**STATED TASK:** Set the data down again, exactly as it reads, but without the pictures.

**ENTRIES:**
::::::::

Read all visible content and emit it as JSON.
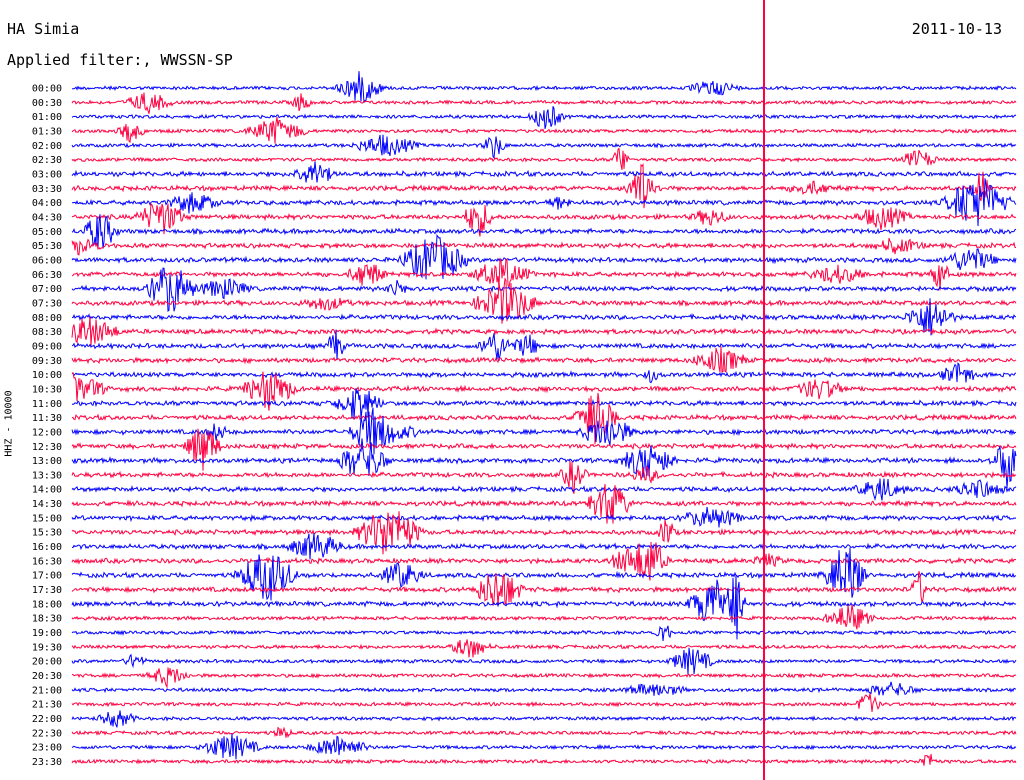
{
  "header": {
    "station": "HA Simia",
    "date": "2011-10-13",
    "filter": "Applied filter:, WWSSN-SP"
  },
  "chart_data": {
    "type": "line",
    "title": "HA Simia",
    "ylabel": "HHZ - 10000",
    "time_labels": [
      "00:00",
      "00:30",
      "01:00",
      "01:30",
      "02:00",
      "02:30",
      "03:00",
      "03:30",
      "04:00",
      "04:30",
      "05:00",
      "05:30",
      "06:00",
      "06:30",
      "07:00",
      "07:30",
      "08:00",
      "08:30",
      "09:00",
      "09:30",
      "10:00",
      "10:30",
      "11:00",
      "11:30",
      "12:00",
      "12:30",
      "13:00",
      "13:30",
      "14:00",
      "14:30",
      "15:00",
      "15:30",
      "16:00",
      "16:30",
      "17:00",
      "17:30",
      "18:00",
      "18:30",
      "19:00",
      "19:30",
      "20:00",
      "20:30",
      "21:00",
      "21:30",
      "22:00",
      "22:30",
      "23:00",
      "23:30"
    ],
    "trace_colors": [
      "#0000ff",
      "#ff0040"
    ],
    "vertical_marker_color": "#ff0040"
  }
}
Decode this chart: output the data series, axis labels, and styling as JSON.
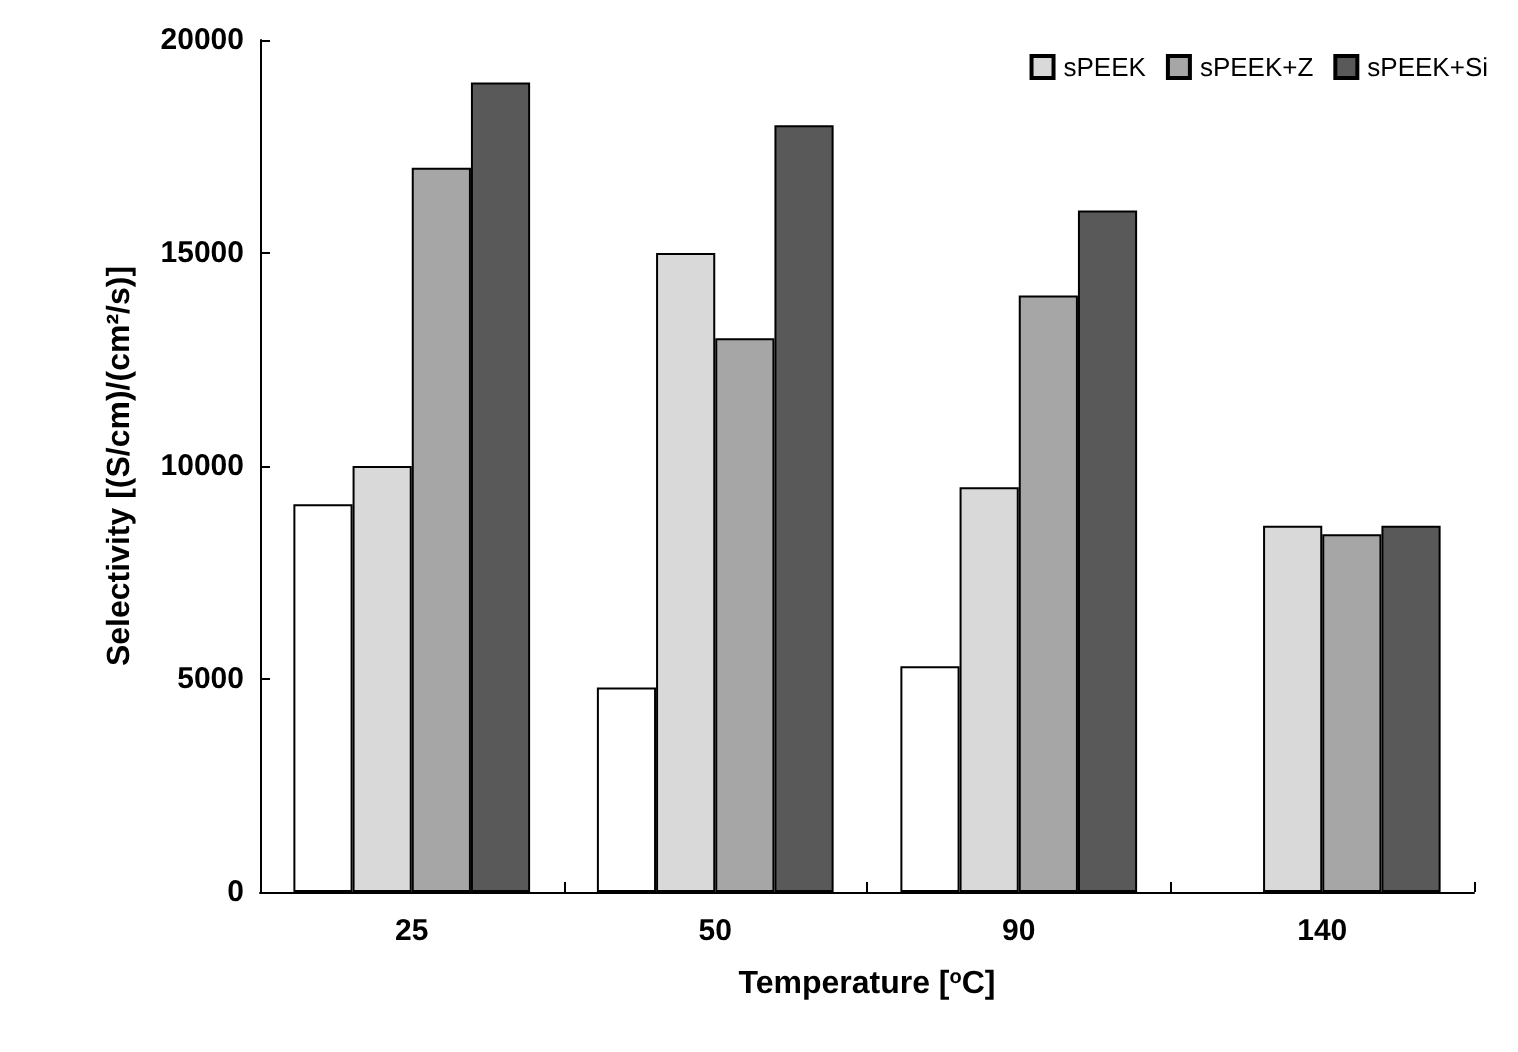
{
  "chart_data": {
    "type": "bar",
    "xlabel": "Temperature [$^{o}$C]",
    "ylabel": "Selectivity [(S/cm)/(cm²/s)]",
    "categories": [
      "25",
      "50",
      "90",
      "140"
    ],
    "series": [
      {
        "color": "#ffffff",
        "values": [
          9100,
          4800,
          5300,
          null
        ]
      },
      {
        "name": "sPEEK",
        "color": "#d9d9d9",
        "values": [
          10000,
          15000,
          9500,
          8600
        ]
      },
      {
        "name": "sPEEK+Z",
        "color": "#a6a6a6",
        "values": [
          17000,
          13000,
          14000,
          8400
        ]
      },
      {
        "name": "sPEEK+Si",
        "color": "#595959",
        "values": [
          19000,
          18000,
          16000,
          8600
        ]
      }
    ],
    "ylim": [
      0,
      20000
    ],
    "yticks": [
      0,
      5000,
      10000,
      15000,
      20000
    ],
    "grid": false,
    "legend": "top right"
  }
}
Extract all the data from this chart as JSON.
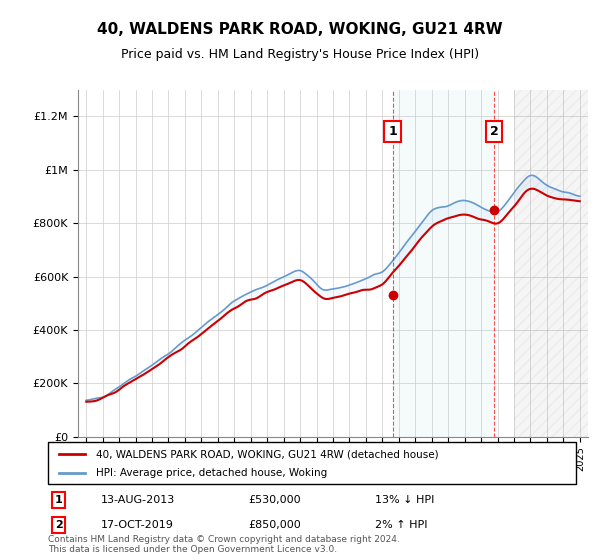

::::::::

**RESULT:**
Read all visible content and emit it as JSON.
{
  "header": {
    "station": "HA Simia",
    "date": "2011-10-13",
    "filter": "Applied filter:, WWSSN-SP"
  },
  "chart_data": {
    "type": "line",
    "title": "HA Simia",
    "ylabel": "HHZ - 10000",
    "time_labels": [
      "00:00",
      "00:30",
      "01:00",
      "01:30",
      "02:00",
      "02:30",
      "03:00",
      "03:30",
      "04:00",
      "04:30",
      "05:00",
      "05:30",
      "06:00",
      "06:30",
      "07:00",
      "07:30",
      "08:00",
      "08:30",
      "09:00",
      "09:30",
      "10:00",
      "10:30",
      "11:00",
      "11:30",
      "12:00",
      "12:30",
      "13:00",
      "13:30",
      "14:00",
      "14:30",
      "15:00",
      "15:30",
      "16:00",
      "16:30",
      "17:00",
      "17:30",
      "18:00",
      "18:30",
      "19:00",
      "19:30",
      "20:00",
      "20:30",
      "21:00",
      "21:30",
      "22:00",
      "22:30",
      "23:00",
      "23:30"
    ],
    "trace_colors": [
      "#0000ff",
      "#ff0040"
    ],
    "vertical_marker_color": "#ff0040"
  }
}
Decode this chart: output the data series, axis labels, and styling as JSON.
{
  "chart_data": {
    "type": "bar",
    "xlabel": "Temperature [$^{o}$C]",
    "ylabel": "Selectivity [(S/cm)/(cm²/s)]",
    "categories": [
      "25",
      "50",
      "90",
      "140"
    ],
    "series": [
      {
        "color": "#ffffff",
        "values": [
          9100,
          4800,
          5300,
          null
        ]
      },
      {
        "name": "sPEEK",
        "color": "#d9d9d9",
        "values": [
          10000,
          15000,
          9500,
          8600
        ]
      },
      {
        "name": "sPEEK+Z",
        "color": "#a6a6a6",
        "values": [
          17000,
          13000,
          14000,
          8400
        ]
      },
      {
        "name": "sPEEK+Si",
        "color": "#595959",
        "values": [
          19000,
          18000,
          16000,
          8600
        ]
      }
    ],
    "ylim": [
      0,
      20000
    ],
    "yticks": [
      0,
      5000,
      10000,
      15000,
      20000
    ],
    "grid": false,
    "legend": "top right"
  }
}
Extract all the data from this chart as JSON.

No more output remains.